## Start Given records

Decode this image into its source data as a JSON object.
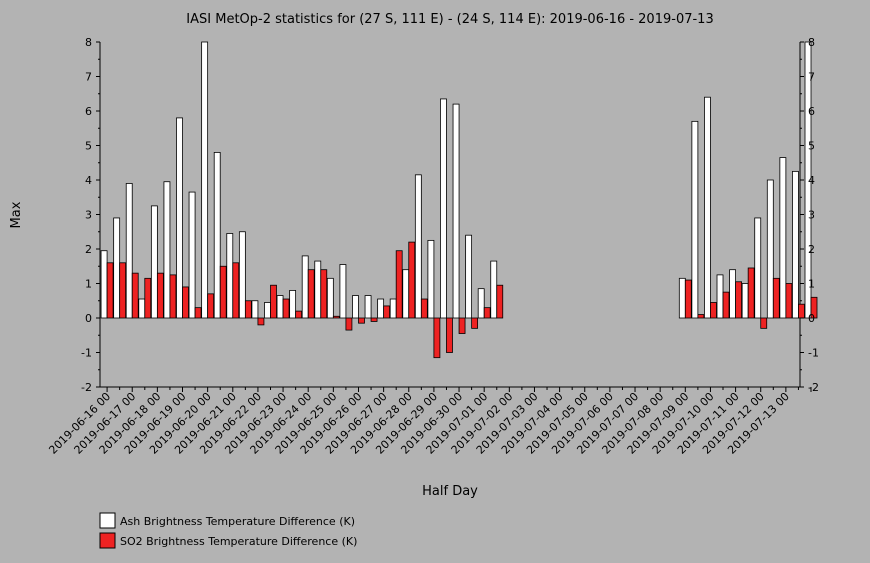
{
  "chart_data": {
    "type": "bar",
    "title": "IASI MetOp-2 statistics for (27 S, 111 E) - (24 S, 114 E): 2019-06-16 - 2019-07-13",
    "xlabel": "Half Day",
    "ylabel": "Max",
    "ylim": [
      -2,
      8
    ],
    "yticks": [
      -2,
      -1,
      0,
      1,
      2,
      3,
      4,
      5,
      6,
      7,
      8
    ],
    "grid": false,
    "legend_position": "bottom-left",
    "tick_labels": [
      "2019-06-16 00",
      "2019-06-17 00",
      "2019-06-18 00",
      "2019-06-19 00",
      "2019-06-20 00",
      "2019-06-21 00",
      "2019-06-22 00",
      "2019-06-23 00",
      "2019-06-24 00",
      "2019-06-25 00",
      "2019-06-26 00",
      "2019-06-27 00",
      "2019-06-28 00",
      "2019-06-29 00",
      "2019-06-30 00",
      "2019-07-01 00",
      "2019-07-02 00",
      "2019-07-03 00",
      "2019-07-04 00",
      "2019-07-05 00",
      "2019-07-06 00",
      "2019-07-07 00",
      "2019-07-08 00",
      "2019-07-09 00",
      "2019-07-10 00",
      "2019-07-11 00",
      "2019-07-12 00",
      "2019-07-13 00"
    ],
    "series": [
      {
        "name": "Ash Brightness Temperature Difference (K)",
        "color": "#ffffff",
        "values": [
          1.95,
          2.9,
          3.9,
          0.55,
          3.25,
          3.95,
          5.8,
          3.65,
          8.0,
          4.8,
          2.45,
          2.5,
          0.5,
          0.45,
          0.65,
          0.8,
          1.8,
          1.65,
          1.15,
          1.55,
          0.65,
          0.65,
          0.55,
          0.55,
          1.4,
          4.15,
          2.25,
          6.35,
          6.2,
          2.4,
          0.85,
          1.65,
          null,
          null,
          null,
          null,
          null,
          null,
          null,
          null,
          null,
          null,
          null,
          null,
          null,
          null,
          1.15,
          5.7,
          6.4,
          1.25,
          1.4,
          1.0,
          2.9,
          4.0,
          4.65,
          4.25,
          8.0
        ]
      },
      {
        "name": "SO2 Brightness Temperature Difference (K)",
        "color": "#ee2222",
        "values": [
          1.6,
          1.6,
          1.3,
          1.15,
          1.3,
          1.25,
          0.9,
          0.3,
          0.7,
          1.5,
          1.6,
          0.5,
          -0.2,
          0.95,
          0.55,
          0.2,
          1.4,
          1.4,
          0.05,
          -0.35,
          -0.15,
          -0.1,
          0.35,
          1.95,
          2.2,
          0.55,
          -1.15,
          -1.0,
          -0.45,
          -0.3,
          0.3,
          0.95,
          null,
          null,
          null,
          null,
          null,
          null,
          null,
          null,
          null,
          null,
          null,
          null,
          null,
          null,
          1.1,
          0.1,
          0.45,
          0.75,
          1.05,
          1.45,
          -0.3,
          1.15,
          1.0,
          0.4,
          0.6
        ]
      }
    ]
  }
}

## End Given records

• **Exercise goal**
Give back every line exactly as it stands, pictures excluded.

• **The output**
Decode this image into its source data as a JSON object.
{
  "chart_data": {
    "type": "bar",
    "title": "IASI MetOp-2 statistics for (27 S, 111 E) - (24 S, 114 E): 2019-06-16 - 2019-07-13",
    "xlabel": "Half Day",
    "ylabel": "Max",
    "ylim": [
      -2,
      8
    ],
    "yticks": [
      -2,
      -1,
      0,
      1,
      2,
      3,
      4,
      5,
      6,
      7,
      8
    ],
    "grid": false,
    "legend_position": "bottom-left",
    "tick_labels": [
      "2019-06-16 00",
      "2019-06-17 00",
      "2019-06-18 00",
      "2019-06-19 00",
      "2019-06-20 00",
      "2019-06-21 00",
      "2019-06-22 00",
      "2019-06-23 00",
      "2019-06-24 00",
      "2019-06-25 00",
      "2019-06-26 00",
      "2019-06-27 00",
      "2019-06-28 00",
      "2019-06-29 00",
      "2019-06-30 00",
      "2019-07-01 00",
      "2019-07-02 00",
      "2019-07-03 00",
      "2019-07-04 00",
      "2019-07-05 00",
      "2019-07-06 00",
      "2019-07-07 00",
      "2019-07-08 00",
      "2019-07-09 00",
      "2019-07-10 00",
      "2019-07-11 00",
      "2019-07-12 00",
      "2019-07-13 00"
    ],
    "series": [
      {
        "name": "Ash Brightness Temperature Difference (K)",
        "color": "#ffffff",
        "values": [
          1.95,
          2.9,
          3.9,
          0.55,
          3.25,
          3.95,
          5.8,
          3.65,
          8.0,
          4.8,
          2.45,
          2.5,
          0.5,
          0.45,
          0.65,
          0.8,
          1.8,
          1.65,
          1.15,
          1.55,
          0.65,
          0.65,
          0.55,
          0.55,
          1.4,
          4.15,
          2.25,
          6.35,
          6.2,
          2.4,
          0.85,
          1.65,
          null,
          null,
          null,
          null,
          null,
          null,
          null,
          null,
          null,
          null,
          null,
          null,
          null,
          null,
          1.15,
          5.7,
          6.4,
          1.25,
          1.4,
          1.0,
          2.9,
          4.0,
          4.65,
          4.25,
          8.0
        ]
      },
      {
        "name": "SO2 Brightness Temperature Difference (K)",
        "color": "#ee2222",
        "values": [
          1.6,
          1.6,
          1.3,
          1.15,
          1.3,
          1.25,
          0.9,
          0.3,
          0.7,
          1.5,
          1.6,
          0.5,
          -0.2,
          0.95,
          0.55,
          0.2,
          1.4,
          1.4,
          0.05,
          -0.35,
          -0.15,
          -0.1,
          0.35,
          1.95,
          2.2,
          0.55,
          -1.15,
          -1.0,
          -0.45,
          -0.3,
          0.3,
          0.95,
          null,
          null,
          null,
          null,
          null,
          null,
          null,
          null,
          null,
          null,
          null,
          null,
          null,
          null,
          1.1,
          0.1,
          0.45,
          0.75,
          1.05,
          1.45,
          -0.3,
          1.15,
          1.0,
          0.4,
          0.6
        ]
      }
    ]
  }
}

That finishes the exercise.